#### ENTRIES SHOWN ####
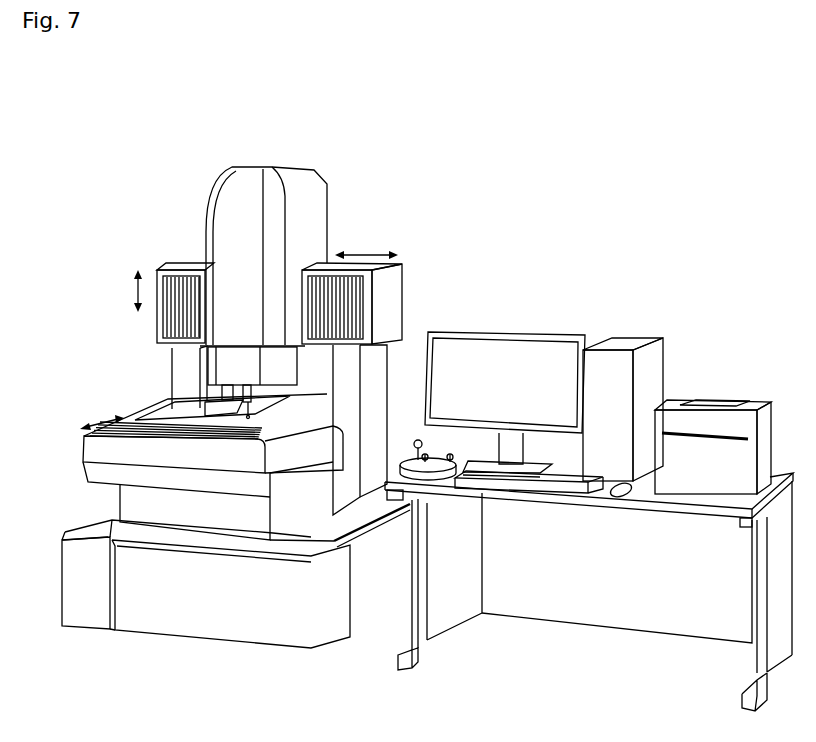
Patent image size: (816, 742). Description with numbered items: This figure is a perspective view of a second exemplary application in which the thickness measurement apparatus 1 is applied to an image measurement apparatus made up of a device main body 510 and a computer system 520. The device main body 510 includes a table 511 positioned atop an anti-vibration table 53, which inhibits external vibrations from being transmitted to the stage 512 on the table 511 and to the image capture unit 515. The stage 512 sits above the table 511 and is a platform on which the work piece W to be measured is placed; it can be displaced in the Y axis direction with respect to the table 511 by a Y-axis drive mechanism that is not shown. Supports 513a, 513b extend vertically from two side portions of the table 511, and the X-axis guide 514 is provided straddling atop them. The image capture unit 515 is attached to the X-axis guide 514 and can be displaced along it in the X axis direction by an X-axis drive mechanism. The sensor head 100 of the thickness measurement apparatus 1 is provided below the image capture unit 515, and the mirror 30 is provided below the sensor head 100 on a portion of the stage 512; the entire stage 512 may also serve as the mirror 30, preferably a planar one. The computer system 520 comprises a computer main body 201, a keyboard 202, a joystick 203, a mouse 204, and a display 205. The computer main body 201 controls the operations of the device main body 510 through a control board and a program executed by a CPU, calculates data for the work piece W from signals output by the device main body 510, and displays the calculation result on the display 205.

The thickness measurement apparatus 1 is at (96, 302).
The device main body 510 is at (338, 139).
The image capture unit 515 is at (207, 204).
The X-axis guide 514 is at (170, 264).
The sensor head 100 is at (248, 402).
The support 513a is at (380, 382).
The support 513b is at (176, 399).
The table 511 is at (97, 447).
The mirror 30 is at (252, 398).
The work piece W is at (172, 408).
The stage 512 is at (276, 418).
The anti-vibration table 53 is at (227, 613).
The computer system 520 is at (622, 298).
The display 205 is at (508, 333).
The keyboard 202 is at (540, 492).
The joystick 203 is at (445, 478).
The mouse 204 is at (619, 497).
The computer main body 201 is at (642, 336).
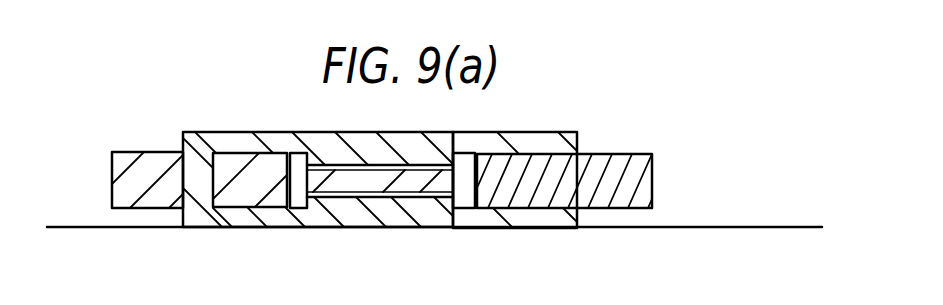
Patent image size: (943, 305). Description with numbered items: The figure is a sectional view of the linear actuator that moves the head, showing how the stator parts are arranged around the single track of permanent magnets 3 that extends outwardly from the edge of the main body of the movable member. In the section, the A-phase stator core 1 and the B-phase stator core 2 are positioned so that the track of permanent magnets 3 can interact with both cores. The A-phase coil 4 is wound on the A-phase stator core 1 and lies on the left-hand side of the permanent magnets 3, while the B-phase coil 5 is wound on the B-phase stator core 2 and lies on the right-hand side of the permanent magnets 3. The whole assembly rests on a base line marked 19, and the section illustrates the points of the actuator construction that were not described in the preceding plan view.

The A-phase stator core 1 is at (193, 213).
The B-phase stator core 2 is at (515, 217).
The permanent magnets 3 is at (343, 180).
The A-phase coil 4 is at (204, 133).
The B-phase coil 5 is at (643, 163).
The base plate 19 is at (785, 277).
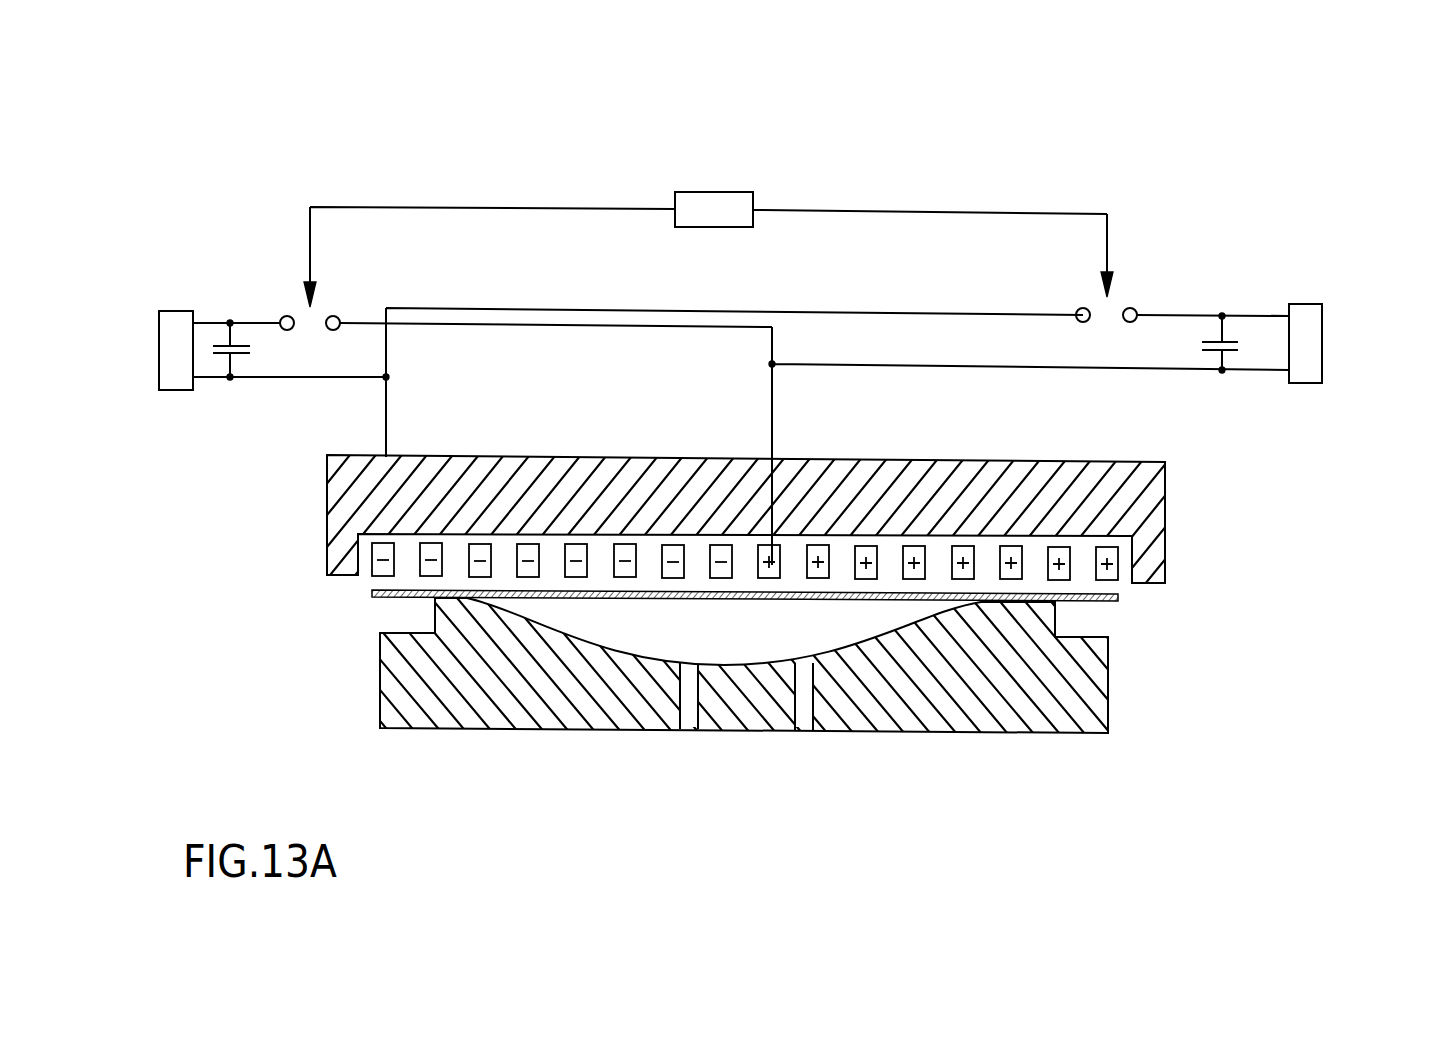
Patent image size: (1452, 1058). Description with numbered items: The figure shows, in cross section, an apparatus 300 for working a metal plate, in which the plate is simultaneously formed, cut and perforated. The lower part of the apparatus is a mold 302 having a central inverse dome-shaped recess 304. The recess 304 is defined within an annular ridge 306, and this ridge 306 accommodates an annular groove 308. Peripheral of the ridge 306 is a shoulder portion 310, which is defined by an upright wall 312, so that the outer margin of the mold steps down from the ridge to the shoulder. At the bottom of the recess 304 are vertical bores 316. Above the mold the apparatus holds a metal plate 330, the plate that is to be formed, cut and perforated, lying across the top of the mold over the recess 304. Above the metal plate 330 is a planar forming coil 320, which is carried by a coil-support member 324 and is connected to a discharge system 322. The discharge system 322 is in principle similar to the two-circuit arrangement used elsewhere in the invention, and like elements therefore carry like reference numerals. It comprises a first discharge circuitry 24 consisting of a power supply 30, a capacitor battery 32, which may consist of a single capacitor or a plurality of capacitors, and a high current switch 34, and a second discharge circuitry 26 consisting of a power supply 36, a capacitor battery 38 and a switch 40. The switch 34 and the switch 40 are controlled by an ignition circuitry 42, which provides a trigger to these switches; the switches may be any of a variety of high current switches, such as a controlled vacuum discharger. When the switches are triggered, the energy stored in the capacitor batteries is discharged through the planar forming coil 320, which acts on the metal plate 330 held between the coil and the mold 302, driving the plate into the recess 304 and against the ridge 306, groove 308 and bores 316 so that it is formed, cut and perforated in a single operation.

The discharge circuitry 24 is at (292, 363).
The discharge circuitry 26 is at (1157, 340).
The power supply 30 is at (176, 312).
The capacitor battery 32 is at (243, 347).
The high current switch 34 is at (313, 320).
The power supply 36 is at (1323, 345).
The capacitor battery 38 is at (1230, 342).
The switch 40 is at (1098, 308).
The ignition circuitry 42 is at (720, 227).
The apparatus 300 is at (1252, 584).
The mold 302 is at (1067, 707).
The inverse dome-shaped recess 304 is at (898, 622).
The annular ridge 306 is at (995, 603).
The annular groove 308 is at (468, 602).
The shoulder portion 310 is at (432, 625).
The upright wall 312 is at (432, 607).
The vertical bores 316 is at (690, 727).
The planar forming coil 320 is at (1112, 553).
The discharge system 322 is at (1240, 256).
The coil-support member 324 is at (1045, 462).
The metal plate 330 is at (768, 601).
####
Rewrite every item above, switching "Patent image size" to "Drawing dimensions" and leaving all else unchanged. Omit the pictures from the answer.

Drawing dimensions: (816, 742). Description with numbered items: This figure is a perspective view of a second exemplary application in which the thickness measurement apparatus 1 is applied to an image measurement apparatus made up of a device main body 510 and a computer system 520. The device main body 510 includes a table 511 positioned atop an anti-vibration table 53, which inhibits external vibrations from being transmitted to the stage 512 on the table 511 and to the image capture unit 515. The stage 512 sits above the table 511 and is a platform on which the work piece W to be measured is placed; it can be displaced in the Y axis direction with respect to the table 511 by a Y-axis drive mechanism that is not shown. Supports 513a, 513b extend vertically from two side portions of the table 511, and the X-axis guide 514 is provided straddling atop them. The image capture unit 515 is attached to the X-axis guide 514 and can be displaced along it in the X axis direction by an X-axis drive mechanism. The sensor head 100 of the thickness measurement apparatus 1 is provided below the image capture unit 515, and the mirror 30 is provided below the sensor head 100 on a portion of the stage 512; the entire stage 512 may also serve as the mirror 30, preferably a planar one. The computer system 520 comprises a computer main body 201, a keyboard 202, a joystick 203, a mouse 204, and a display 205. The computer main body 201 controls the operations of the device main body 510 through a control board and a program executed by a CPU, calculates data for the work piece W from signals output by the device main body 510, and displays the calculation result on the display 205.

The thickness measurement apparatus 1 is at (96, 302).
The device main body 510 is at (338, 139).
The image capture unit 515 is at (207, 204).
The X-axis guide 514 is at (170, 264).
The sensor head 100 is at (248, 402).
The support 513a is at (380, 382).
The support 513b is at (176, 399).
The table 511 is at (97, 447).
The mirror 30 is at (252, 398).
The work piece W is at (172, 408).
The stage 512 is at (276, 418).
The anti-vibration table 53 is at (227, 613).
The computer system 520 is at (622, 298).
The display 205 is at (508, 333).
The keyboard 202 is at (540, 492).
The joystick 203 is at (445, 478).
The mouse 204 is at (619, 497).
The computer main body 201 is at (642, 336).
Drawing dimensions: (943, 305). Description with numbered items: The figure is a sectional view of the linear actuator that moves the head, showing how the stator parts are arranged around the single track of permanent magnets 3 that extends outwardly from the edge of the main body of the movable member. In the section, the A-phase stator core 1 and the B-phase stator core 2 are positioned so that the track of permanent magnets 3 can interact with both cores. The A-phase coil 4 is wound on the A-phase stator core 1 and lies on the left-hand side of the permanent magnets 3, while the B-phase coil 5 is wound on the B-phase stator core 2 and lies on the right-hand side of the permanent magnets 3. The whole assembly rests on a base line marked 19, and the section illustrates the points of the actuator construction that were not described in the preceding plan view.

The A-phase stator core 1 is at (193, 213).
The B-phase stator core 2 is at (515, 217).
The permanent magnets 3 is at (343, 180).
The A-phase coil 4 is at (204, 133).
The B-phase coil 5 is at (643, 163).
The base plate 19 is at (785, 277).
Drawing dimensions: (1452, 1058). Description with numbered items: The figure shows, in cross section, an apparatus 300 for working a metal plate, in which the plate is simultaneously formed, cut and perforated. The lower part of the apparatus is a mold 302 having a central inverse dome-shaped recess 304. The recess 304 is defined within an annular ridge 306, and this ridge 306 accommodates an annular groove 308. Peripheral of the ridge 306 is a shoulder portion 310, which is defined by an upright wall 312, so that the outer margin of the mold steps down from the ridge to the shoulder. At the bottom of the recess 304 are vertical bores 316. Above the mold the apparatus holds a metal plate 330, the plate that is to be formed, cut and perforated, lying across the top of the mold over the recess 304. Above the metal plate 330 is a planar forming coil 320, which is carried by a coil-support member 324 and is connected to a discharge system 322. The discharge system 322 is in principle similar to the two-circuit arrangement used elsewhere in the invention, and like elements therefore carry like reference numerals. It comprises a first discharge circuitry 24 consisting of a power supply 30, a capacitor battery 32, which may consist of a single capacitor or a plurality of capacitors, and a high current switch 34, and a second discharge circuitry 26 consisting of a power supply 36, a capacitor battery 38 and a switch 40. The switch 34 and the switch 40 are controlled by an ignition circuitry 42, which provides a trigger to these switches; the switches may be any of a variety of high current switches, such as a controlled vacuum discharger. When the switches are triggered, the energy stored in the capacitor batteries is discharged through the planar forming coil 320, which acts on the metal plate 330 held between the coil and the mold 302, driving the plate into the recess 304 and against the ridge 306, groove 308 and bores 316 so that it is formed, cut and perforated in a single operation.

The discharge circuitry 24 is at (292, 363).
The discharge circuitry 26 is at (1157, 340).
The power supply 30 is at (176, 312).
The capacitor battery 32 is at (243, 347).
The high current switch 34 is at (313, 320).
The power supply 36 is at (1323, 345).
The capacitor battery 38 is at (1230, 342).
The switch 40 is at (1098, 308).
The ignition circuitry 42 is at (720, 227).
The apparatus 300 is at (1252, 584).
The mold 302 is at (1067, 707).
The inverse dome-shaped recess 304 is at (898, 622).
The annular ridge 306 is at (995, 603).
The annular groove 308 is at (468, 602).
The shoulder portion 310 is at (432, 625).
The upright wall 312 is at (432, 607).
The vertical bores 316 is at (690, 727).
The planar forming coil 320 is at (1112, 553).
The discharge system 322 is at (1240, 256).
The coil-support member 324 is at (1045, 462).
The metal plate 330 is at (768, 601).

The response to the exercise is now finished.